• [WHAT TO PRODUCE]
Repeat the entries that follow verbatim, without any of their pictures.

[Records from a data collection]
------------------------------------------------------------

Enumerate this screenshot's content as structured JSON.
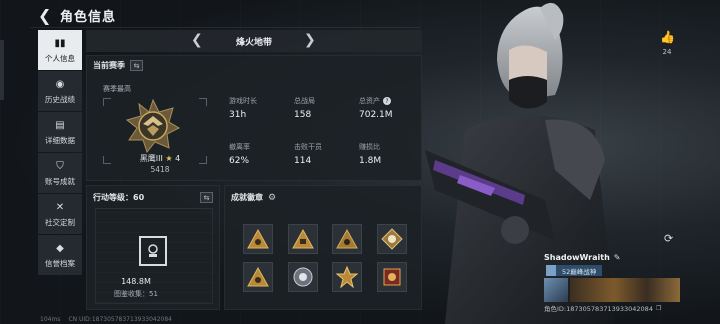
{
  "header": {
    "title": "角色信息"
  },
  "sidebar": {
    "items": [
      {
        "label": "个人信息",
        "active": true
      },
      {
        "label": "历史战绩"
      },
      {
        "label": "详细数据"
      },
      {
        "label": "账号成就"
      },
      {
        "label": "社交定制"
      },
      {
        "label": "信誉档案"
      }
    ]
  },
  "mode": {
    "title": "烽火地带"
  },
  "season": {
    "header": "当前赛季",
    "sub_label": "赛季最高",
    "rank_name": "黑鹰III",
    "rank_stars": "4",
    "rank_score": "5418",
    "stats": [
      {
        "label": "游戏时长",
        "value": "31h"
      },
      {
        "label": "总战局",
        "value": "158"
      },
      {
        "label": "总资产",
        "value": "702.1M",
        "help": "?"
      },
      {
        "label": "撤离率",
        "value": "62%"
      },
      {
        "label": "击败干员",
        "value": "114"
      },
      {
        "label": "赚损比",
        "value": "1.8M"
      }
    ]
  },
  "action": {
    "header": "行动等级：",
    "level": "60",
    "collection_value": "148.8M",
    "collection_label": "图鉴收集：51"
  },
  "achievements": {
    "header": "成就徽章",
    "badges": [
      "gold-triangle-badge",
      "gold-triangle-badge",
      "gold-triangle-badge",
      "gold-skull-badge",
      "gold-triangle-badge",
      "silver-emblem-badge",
      "gold-emblem-badge",
      "red-gold-badge"
    ]
  },
  "profile": {
    "likes": "24",
    "player_name": "ShadowWraith",
    "rank_tag": "52巅峰战神",
    "uid": "角色ID:187305783713933042084"
  },
  "footer": {
    "ping": "104ms",
    "uid": "CN UID:187305783713933042084"
  },
  "colors": {
    "accent_gold": "#e6c25a",
    "active_tab": "#e9ecee",
    "rank_tag_bg": "#2f4d6a"
  }
}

------------------------------------------------------------

• [RESULT OF THE EXERCISE]
Enumerate this screenshot's content as structured JSON.
{
  "header": {
    "title": "角色信息"
  },
  "sidebar": {
    "items": [
      {
        "label": "个人信息",
        "active": true
      },
      {
        "label": "历史战绩"
      },
      {
        "label": "详细数据"
      },
      {
        "label": "账号成就"
      },
      {
        "label": "社交定制"
      },
      {
        "label": "信誉档案"
      }
    ]
  },
  "mode": {
    "title": "烽火地带"
  },
  "season": {
    "header": "当前赛季",
    "sub_label": "赛季最高",
    "rank_name": "黑鹰III",
    "rank_stars": "4",
    "rank_score": "5418",
    "stats": [
      {
        "label": "游戏时长",
        "value": "31h"
      },
      {
        "label": "总战局",
        "value": "158"
      },
      {
        "label": "总资产",
        "value": "702.1M",
        "help": "?"
      },
      {
        "label": "撤离率",
        "value": "62%"
      },
      {
        "label": "击败干员",
        "value": "114"
      },
      {
        "label": "赚损比",
        "value": "1.8M"
      }
    ]
  },
  "action": {
    "header": "行动等级：",
    "level": "60",
    "collection_value": "148.8M",
    "collection_label": "图鉴收集：51"
  },
  "achievements": {
    "header": "成就徽章",
    "badges": [
      "gold-triangle-badge",
      "gold-triangle-badge",
      "gold-triangle-badge",
      "gold-skull-badge",
      "gold-triangle-badge",
      "silver-emblem-badge",
      "gold-emblem-badge",
      "red-gold-badge"
    ]
  },
  "profile": {
    "likes": "24",
    "player_name": "ShadowWraith",
    "rank_tag": "52巅峰战神",
    "uid": "角色ID:187305783713933042084"
  },
  "footer": {
    "ping": "104ms",
    "uid": "CN UID:187305783713933042084"
  },
  "colors": {
    "accent_gold": "#e6c25a",
    "active_tab": "#e9ecee",
    "rank_tag_bg": "#2f4d6a"
  }
}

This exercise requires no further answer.